• **Data in this exercise**
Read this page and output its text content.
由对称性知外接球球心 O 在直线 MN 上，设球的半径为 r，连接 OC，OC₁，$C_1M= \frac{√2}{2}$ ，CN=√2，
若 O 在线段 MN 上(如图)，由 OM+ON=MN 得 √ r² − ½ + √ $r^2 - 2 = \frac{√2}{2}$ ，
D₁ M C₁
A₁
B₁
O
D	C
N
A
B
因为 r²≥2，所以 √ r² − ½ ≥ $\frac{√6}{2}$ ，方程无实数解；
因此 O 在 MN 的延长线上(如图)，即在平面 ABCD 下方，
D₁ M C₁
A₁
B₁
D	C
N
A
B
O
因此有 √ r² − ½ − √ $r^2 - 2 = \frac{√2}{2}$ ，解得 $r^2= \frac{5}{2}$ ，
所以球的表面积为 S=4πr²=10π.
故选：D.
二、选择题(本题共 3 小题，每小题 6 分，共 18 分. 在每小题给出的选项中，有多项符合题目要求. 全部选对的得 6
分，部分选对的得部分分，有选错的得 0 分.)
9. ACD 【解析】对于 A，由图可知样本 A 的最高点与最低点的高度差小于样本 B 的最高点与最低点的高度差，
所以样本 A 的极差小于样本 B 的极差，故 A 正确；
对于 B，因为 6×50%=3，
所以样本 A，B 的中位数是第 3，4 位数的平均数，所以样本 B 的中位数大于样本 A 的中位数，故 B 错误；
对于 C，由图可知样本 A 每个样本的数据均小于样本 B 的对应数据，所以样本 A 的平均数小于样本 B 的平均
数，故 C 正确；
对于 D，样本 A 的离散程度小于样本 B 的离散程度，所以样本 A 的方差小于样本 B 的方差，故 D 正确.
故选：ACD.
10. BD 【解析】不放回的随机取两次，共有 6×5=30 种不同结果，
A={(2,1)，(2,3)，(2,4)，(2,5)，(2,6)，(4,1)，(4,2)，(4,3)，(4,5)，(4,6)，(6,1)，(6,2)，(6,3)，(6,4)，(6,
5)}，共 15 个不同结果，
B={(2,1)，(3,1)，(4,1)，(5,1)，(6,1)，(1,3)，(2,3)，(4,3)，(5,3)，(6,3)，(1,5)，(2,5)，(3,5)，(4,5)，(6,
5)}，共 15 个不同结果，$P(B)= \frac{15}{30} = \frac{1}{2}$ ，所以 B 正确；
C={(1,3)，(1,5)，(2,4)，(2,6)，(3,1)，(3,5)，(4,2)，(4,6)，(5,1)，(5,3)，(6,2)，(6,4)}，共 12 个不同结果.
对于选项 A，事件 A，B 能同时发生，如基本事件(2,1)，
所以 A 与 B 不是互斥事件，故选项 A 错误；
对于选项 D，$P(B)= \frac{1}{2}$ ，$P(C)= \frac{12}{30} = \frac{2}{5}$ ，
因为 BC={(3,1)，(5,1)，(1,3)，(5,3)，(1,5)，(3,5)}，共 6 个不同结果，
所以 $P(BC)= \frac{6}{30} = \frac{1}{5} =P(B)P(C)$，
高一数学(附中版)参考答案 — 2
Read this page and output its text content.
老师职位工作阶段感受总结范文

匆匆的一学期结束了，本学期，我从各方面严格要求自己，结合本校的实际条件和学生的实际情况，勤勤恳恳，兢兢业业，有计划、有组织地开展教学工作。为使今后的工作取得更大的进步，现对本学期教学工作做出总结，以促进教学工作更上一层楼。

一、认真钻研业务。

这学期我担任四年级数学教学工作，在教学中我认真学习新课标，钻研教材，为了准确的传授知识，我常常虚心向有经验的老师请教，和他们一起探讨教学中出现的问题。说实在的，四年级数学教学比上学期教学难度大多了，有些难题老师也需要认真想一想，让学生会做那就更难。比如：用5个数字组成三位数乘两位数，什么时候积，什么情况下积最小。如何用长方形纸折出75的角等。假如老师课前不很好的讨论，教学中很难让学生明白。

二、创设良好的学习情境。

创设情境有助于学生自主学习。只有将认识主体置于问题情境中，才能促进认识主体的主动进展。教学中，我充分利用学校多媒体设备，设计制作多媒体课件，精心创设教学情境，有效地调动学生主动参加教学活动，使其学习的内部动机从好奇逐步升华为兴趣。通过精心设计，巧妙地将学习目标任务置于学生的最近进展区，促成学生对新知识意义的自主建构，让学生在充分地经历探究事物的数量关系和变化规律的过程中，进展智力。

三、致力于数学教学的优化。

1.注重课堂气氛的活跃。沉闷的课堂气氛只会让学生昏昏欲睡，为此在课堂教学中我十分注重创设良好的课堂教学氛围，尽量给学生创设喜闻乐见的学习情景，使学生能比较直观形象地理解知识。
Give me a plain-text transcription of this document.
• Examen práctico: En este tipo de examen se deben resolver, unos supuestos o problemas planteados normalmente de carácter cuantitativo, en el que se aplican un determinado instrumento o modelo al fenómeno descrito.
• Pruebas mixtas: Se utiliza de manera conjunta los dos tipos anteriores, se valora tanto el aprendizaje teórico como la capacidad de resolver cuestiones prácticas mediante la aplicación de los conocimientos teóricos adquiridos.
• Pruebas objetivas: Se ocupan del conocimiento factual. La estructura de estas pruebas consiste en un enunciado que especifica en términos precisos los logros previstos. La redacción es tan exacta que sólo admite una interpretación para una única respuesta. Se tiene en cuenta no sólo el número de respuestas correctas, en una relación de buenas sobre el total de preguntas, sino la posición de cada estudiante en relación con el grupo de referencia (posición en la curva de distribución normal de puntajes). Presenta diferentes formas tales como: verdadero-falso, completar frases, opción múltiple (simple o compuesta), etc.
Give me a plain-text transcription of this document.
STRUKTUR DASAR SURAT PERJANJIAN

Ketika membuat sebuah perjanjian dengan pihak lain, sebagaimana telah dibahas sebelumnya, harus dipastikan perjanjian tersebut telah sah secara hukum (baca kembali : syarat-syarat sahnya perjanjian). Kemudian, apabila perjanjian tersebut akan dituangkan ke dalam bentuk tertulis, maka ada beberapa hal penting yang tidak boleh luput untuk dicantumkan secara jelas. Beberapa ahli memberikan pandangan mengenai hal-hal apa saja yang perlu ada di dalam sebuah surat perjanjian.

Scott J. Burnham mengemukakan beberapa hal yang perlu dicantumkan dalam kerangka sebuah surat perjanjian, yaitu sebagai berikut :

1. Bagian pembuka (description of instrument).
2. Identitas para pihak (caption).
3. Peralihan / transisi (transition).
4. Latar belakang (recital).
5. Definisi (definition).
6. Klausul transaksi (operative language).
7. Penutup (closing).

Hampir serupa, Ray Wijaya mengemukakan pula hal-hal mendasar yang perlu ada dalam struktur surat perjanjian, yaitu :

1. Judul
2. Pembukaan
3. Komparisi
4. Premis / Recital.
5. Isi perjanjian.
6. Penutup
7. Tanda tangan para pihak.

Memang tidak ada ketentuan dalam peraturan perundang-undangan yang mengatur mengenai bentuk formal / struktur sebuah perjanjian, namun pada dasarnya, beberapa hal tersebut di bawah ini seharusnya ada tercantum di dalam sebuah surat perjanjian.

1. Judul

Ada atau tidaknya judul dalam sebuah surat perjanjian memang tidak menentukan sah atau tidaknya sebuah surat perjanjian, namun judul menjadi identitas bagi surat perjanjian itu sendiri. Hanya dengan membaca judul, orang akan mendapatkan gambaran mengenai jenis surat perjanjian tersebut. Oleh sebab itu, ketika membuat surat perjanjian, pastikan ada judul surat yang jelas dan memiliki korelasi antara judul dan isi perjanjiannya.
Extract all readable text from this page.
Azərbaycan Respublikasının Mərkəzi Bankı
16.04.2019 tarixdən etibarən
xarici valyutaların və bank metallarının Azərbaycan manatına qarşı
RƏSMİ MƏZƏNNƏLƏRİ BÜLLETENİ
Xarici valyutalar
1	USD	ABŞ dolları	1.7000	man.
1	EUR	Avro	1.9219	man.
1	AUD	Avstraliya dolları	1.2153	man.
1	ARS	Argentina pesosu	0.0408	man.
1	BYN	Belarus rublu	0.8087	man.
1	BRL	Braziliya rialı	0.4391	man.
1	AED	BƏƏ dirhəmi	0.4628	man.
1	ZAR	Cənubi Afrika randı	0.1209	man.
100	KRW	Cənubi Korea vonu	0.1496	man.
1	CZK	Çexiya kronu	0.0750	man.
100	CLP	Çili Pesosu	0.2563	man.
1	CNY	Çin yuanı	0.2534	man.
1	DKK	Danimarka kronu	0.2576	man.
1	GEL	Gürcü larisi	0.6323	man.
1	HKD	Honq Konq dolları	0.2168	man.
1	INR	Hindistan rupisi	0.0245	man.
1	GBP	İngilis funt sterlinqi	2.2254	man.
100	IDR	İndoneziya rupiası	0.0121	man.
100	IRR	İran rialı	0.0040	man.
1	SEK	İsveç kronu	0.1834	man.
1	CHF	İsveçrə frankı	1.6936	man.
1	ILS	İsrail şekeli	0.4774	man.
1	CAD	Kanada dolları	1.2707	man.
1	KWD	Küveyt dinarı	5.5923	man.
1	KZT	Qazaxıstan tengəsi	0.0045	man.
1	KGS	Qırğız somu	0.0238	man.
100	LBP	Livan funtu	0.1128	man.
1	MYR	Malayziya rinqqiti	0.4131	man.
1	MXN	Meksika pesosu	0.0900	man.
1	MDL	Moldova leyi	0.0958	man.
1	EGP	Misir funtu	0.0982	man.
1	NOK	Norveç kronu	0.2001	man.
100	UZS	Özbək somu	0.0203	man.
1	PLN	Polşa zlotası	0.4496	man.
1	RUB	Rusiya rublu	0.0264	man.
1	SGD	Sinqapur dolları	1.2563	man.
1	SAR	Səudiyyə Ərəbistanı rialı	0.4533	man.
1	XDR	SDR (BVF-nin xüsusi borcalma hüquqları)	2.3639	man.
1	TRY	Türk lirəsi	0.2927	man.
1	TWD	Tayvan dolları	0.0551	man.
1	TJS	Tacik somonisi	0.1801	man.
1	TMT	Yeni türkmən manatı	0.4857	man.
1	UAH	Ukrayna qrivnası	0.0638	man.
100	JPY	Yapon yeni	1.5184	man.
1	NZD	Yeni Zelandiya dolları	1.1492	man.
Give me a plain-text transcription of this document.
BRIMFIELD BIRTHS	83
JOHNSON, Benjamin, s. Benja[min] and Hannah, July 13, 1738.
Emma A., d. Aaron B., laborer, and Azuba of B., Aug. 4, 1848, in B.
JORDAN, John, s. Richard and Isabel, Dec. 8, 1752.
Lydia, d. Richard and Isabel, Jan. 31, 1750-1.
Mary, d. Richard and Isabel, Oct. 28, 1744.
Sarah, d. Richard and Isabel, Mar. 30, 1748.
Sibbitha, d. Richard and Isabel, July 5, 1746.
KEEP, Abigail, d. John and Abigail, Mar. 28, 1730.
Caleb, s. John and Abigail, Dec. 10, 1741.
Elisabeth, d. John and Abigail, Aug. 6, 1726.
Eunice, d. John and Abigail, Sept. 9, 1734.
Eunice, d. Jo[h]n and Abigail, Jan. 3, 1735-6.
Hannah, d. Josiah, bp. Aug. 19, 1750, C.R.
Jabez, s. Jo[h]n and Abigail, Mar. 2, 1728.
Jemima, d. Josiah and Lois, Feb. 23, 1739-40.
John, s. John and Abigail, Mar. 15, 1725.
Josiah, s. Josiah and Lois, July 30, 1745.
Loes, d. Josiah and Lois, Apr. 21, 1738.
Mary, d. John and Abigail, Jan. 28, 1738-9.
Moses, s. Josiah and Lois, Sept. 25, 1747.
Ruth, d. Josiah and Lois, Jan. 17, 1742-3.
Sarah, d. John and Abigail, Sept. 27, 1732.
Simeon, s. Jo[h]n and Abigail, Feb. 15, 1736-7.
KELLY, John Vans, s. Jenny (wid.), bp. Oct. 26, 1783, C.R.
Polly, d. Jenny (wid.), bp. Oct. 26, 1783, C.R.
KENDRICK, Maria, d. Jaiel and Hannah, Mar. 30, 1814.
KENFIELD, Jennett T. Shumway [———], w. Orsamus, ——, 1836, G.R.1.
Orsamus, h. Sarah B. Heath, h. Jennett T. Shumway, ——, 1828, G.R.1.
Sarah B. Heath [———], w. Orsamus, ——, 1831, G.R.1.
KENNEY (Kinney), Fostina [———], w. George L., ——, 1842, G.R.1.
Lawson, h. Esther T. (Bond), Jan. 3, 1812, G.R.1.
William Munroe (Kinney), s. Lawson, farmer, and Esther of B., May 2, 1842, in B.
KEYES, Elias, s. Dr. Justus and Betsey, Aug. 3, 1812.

• **What is required**
Filter the entries and copy out every line with the word "rublu".

• **Response to this exercise**
1	BYN	Belarus rublu	0.8087	man.
1	RUB	Rusiya rublu	0.0264	man.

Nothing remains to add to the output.